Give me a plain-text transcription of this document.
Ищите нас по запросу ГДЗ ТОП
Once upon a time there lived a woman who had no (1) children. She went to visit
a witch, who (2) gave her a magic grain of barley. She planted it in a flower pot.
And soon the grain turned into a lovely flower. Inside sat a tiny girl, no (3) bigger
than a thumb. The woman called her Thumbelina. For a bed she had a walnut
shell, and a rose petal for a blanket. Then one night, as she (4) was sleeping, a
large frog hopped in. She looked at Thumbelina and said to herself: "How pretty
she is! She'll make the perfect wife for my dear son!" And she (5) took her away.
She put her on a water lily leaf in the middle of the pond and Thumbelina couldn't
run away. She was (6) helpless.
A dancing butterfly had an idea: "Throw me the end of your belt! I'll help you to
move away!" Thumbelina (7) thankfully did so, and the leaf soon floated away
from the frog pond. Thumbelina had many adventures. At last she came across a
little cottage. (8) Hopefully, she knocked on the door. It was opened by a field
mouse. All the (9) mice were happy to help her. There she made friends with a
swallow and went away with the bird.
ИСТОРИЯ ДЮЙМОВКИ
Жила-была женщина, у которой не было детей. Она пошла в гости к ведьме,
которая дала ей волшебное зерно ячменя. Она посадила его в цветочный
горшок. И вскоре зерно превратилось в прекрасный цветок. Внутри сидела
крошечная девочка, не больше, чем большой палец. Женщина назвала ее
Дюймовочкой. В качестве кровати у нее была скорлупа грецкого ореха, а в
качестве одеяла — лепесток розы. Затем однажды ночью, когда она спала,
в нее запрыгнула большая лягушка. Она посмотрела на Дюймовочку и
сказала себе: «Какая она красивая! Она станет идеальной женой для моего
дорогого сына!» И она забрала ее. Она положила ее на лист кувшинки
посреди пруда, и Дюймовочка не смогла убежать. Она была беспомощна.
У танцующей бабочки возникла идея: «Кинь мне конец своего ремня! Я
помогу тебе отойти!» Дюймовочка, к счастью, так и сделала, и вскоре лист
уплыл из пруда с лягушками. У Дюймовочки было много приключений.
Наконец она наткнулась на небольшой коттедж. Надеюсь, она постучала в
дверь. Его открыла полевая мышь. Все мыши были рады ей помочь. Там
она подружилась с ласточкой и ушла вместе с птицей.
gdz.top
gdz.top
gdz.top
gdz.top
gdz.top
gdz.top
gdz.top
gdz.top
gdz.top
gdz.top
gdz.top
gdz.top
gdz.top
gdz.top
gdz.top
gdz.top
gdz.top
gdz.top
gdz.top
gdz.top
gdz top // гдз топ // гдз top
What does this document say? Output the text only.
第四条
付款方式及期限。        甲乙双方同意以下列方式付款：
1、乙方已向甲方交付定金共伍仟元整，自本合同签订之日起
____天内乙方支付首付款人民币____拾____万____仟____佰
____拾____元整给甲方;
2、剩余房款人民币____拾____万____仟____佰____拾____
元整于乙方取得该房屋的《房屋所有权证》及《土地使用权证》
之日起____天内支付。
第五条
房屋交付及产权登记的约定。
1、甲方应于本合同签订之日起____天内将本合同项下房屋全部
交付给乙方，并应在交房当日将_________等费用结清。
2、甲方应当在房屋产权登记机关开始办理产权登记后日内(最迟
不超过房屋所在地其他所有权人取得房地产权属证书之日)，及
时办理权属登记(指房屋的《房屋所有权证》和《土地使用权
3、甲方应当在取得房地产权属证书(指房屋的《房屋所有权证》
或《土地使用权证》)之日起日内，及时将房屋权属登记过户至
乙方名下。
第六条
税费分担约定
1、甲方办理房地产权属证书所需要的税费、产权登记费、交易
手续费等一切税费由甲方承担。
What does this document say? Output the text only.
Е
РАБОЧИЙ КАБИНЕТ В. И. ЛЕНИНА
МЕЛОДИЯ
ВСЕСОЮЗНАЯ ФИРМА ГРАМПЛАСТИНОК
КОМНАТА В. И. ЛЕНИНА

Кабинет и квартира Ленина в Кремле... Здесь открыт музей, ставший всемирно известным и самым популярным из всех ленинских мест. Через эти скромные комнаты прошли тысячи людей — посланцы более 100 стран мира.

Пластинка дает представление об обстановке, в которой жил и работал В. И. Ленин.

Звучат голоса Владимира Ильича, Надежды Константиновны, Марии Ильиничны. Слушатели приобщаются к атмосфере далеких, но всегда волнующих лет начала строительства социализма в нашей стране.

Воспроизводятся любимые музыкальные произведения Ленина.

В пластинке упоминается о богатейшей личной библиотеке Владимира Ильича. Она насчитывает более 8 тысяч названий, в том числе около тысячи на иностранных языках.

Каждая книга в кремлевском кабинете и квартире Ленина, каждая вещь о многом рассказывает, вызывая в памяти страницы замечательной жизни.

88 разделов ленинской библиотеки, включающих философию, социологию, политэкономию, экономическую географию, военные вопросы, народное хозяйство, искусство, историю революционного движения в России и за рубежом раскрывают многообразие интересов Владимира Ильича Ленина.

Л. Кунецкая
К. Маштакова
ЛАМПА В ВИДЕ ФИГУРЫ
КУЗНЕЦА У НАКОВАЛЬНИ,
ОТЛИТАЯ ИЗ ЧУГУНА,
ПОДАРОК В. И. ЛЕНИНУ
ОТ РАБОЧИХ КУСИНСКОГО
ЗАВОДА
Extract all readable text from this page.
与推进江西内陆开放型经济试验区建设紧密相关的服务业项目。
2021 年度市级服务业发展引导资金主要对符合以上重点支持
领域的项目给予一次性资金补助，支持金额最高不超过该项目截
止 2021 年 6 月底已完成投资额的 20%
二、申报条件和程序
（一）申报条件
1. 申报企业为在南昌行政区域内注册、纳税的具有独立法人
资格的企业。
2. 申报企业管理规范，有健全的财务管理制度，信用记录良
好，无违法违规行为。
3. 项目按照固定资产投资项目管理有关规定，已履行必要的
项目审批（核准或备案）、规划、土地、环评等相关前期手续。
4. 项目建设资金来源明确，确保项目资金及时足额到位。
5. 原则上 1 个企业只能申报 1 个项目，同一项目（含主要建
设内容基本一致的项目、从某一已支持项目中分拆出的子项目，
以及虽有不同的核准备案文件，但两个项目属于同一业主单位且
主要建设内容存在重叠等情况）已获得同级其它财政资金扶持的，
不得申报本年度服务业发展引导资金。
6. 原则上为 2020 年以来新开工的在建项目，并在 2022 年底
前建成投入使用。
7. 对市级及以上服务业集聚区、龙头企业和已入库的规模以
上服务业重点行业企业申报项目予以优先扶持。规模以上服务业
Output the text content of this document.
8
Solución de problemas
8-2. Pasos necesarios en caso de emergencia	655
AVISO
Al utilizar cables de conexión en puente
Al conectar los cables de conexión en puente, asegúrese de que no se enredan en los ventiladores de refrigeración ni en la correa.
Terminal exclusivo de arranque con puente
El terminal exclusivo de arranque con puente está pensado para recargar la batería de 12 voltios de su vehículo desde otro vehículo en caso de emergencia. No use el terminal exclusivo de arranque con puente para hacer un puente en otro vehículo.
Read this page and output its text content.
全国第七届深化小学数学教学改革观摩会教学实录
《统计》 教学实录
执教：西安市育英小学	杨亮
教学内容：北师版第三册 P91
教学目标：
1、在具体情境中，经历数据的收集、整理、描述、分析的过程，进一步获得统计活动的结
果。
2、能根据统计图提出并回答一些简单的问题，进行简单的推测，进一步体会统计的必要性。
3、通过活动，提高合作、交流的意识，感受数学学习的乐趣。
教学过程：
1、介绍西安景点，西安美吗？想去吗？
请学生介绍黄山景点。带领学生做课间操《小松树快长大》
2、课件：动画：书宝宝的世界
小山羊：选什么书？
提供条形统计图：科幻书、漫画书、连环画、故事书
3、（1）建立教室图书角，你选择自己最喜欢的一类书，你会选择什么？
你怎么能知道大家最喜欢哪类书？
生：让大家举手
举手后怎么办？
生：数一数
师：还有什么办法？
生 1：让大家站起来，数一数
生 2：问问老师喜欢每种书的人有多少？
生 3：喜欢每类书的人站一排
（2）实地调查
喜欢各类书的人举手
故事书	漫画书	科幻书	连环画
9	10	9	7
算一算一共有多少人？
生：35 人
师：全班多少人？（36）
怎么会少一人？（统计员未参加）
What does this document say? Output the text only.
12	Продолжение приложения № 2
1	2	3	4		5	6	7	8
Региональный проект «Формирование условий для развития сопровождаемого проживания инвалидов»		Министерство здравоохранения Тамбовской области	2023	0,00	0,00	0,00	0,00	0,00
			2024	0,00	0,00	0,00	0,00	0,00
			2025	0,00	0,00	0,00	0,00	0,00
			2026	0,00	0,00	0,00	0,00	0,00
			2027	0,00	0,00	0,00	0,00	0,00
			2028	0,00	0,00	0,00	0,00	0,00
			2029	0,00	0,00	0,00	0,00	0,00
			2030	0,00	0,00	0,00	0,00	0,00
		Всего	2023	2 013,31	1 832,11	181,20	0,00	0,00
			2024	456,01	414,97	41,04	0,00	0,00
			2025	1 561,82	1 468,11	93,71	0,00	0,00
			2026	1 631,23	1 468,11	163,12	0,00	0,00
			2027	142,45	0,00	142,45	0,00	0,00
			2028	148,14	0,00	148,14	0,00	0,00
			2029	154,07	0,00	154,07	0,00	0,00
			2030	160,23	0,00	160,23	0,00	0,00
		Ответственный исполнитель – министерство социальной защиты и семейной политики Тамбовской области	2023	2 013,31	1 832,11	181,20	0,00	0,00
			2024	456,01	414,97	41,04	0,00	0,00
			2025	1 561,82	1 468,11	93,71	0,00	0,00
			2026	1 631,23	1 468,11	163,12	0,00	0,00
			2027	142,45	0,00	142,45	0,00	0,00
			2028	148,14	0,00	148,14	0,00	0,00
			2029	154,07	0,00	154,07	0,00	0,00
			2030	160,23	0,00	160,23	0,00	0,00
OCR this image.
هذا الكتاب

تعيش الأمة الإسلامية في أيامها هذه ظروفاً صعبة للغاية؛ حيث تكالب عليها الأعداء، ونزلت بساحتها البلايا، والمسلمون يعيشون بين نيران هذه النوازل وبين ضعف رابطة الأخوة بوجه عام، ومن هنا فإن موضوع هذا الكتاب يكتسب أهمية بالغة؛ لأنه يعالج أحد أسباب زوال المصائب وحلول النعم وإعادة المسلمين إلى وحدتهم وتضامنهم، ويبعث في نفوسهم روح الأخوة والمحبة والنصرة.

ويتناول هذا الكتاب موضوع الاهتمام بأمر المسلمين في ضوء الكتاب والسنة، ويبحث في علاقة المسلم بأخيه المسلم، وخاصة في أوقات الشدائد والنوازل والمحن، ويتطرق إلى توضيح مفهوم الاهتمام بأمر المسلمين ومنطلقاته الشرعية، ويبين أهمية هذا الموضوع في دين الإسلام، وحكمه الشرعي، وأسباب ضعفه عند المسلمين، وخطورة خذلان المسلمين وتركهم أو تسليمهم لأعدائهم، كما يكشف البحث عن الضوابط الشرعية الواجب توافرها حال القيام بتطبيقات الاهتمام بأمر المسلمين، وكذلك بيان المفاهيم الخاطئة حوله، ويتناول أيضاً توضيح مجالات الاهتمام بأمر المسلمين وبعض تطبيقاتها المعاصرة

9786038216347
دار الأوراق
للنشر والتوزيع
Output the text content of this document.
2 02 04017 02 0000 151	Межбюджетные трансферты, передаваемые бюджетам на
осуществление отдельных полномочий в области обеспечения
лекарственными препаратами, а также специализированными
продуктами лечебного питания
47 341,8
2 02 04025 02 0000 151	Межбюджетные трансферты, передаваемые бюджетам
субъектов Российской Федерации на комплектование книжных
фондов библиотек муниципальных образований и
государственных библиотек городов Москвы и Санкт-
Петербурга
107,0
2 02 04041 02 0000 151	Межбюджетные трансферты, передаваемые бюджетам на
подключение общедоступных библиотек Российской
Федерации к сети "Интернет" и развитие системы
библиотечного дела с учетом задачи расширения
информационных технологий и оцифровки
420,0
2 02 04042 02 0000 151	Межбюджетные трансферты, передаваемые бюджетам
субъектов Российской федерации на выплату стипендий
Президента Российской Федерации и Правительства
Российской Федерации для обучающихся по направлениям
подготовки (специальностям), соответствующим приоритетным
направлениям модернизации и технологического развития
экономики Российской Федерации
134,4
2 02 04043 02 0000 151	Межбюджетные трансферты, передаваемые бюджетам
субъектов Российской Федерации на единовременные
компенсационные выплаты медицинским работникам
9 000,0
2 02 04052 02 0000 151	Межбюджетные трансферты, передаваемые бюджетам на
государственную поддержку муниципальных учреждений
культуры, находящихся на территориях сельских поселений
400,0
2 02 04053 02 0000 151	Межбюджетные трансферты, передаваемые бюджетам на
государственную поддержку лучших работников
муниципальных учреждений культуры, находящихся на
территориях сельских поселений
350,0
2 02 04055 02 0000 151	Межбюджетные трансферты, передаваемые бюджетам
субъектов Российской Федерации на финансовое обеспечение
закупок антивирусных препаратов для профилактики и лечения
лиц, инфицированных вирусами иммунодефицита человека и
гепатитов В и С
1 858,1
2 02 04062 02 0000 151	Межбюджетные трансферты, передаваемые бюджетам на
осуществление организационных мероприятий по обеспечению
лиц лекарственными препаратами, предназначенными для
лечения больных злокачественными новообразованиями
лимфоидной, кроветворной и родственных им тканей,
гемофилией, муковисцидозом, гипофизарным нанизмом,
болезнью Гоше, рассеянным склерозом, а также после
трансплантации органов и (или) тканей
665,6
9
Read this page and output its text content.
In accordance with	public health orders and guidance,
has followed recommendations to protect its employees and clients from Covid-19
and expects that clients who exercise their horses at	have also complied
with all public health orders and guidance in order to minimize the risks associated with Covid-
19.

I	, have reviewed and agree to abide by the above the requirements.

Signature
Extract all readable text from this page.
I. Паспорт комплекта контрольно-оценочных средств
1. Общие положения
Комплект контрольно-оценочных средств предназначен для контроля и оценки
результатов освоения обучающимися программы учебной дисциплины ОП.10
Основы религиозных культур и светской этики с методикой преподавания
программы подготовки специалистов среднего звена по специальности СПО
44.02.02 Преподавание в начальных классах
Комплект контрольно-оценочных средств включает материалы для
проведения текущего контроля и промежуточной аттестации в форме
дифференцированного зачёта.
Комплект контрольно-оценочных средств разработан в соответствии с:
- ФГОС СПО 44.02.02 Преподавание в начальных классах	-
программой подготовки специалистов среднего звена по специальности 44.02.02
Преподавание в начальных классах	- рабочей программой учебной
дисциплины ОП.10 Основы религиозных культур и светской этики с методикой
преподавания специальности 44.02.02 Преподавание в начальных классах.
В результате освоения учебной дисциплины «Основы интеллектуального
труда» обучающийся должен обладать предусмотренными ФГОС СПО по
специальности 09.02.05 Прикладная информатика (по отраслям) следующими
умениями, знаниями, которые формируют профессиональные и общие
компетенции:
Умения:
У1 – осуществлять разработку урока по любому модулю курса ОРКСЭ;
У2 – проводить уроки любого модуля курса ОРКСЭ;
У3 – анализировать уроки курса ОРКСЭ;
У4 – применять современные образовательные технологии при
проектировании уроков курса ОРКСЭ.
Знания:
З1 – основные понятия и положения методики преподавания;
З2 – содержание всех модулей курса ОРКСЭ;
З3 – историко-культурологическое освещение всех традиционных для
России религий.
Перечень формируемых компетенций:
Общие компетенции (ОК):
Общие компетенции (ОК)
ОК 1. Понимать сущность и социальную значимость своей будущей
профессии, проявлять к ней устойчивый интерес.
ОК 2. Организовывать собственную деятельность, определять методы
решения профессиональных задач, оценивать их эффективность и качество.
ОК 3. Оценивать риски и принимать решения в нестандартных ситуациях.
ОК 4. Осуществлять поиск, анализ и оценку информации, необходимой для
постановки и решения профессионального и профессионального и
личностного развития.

» **WORK TO DO**
Show all lines above holding "Преподавание".

» **THE OUTPUT**
44.02.02 Преподавание в начальных классах
- ФГОС СПО 44.02.02 Преподавание в начальных классах	-
Преподавание в начальных классах	- рабочей программой учебной
преподавания специальности 44.02.02 Преподавание в начальных классах.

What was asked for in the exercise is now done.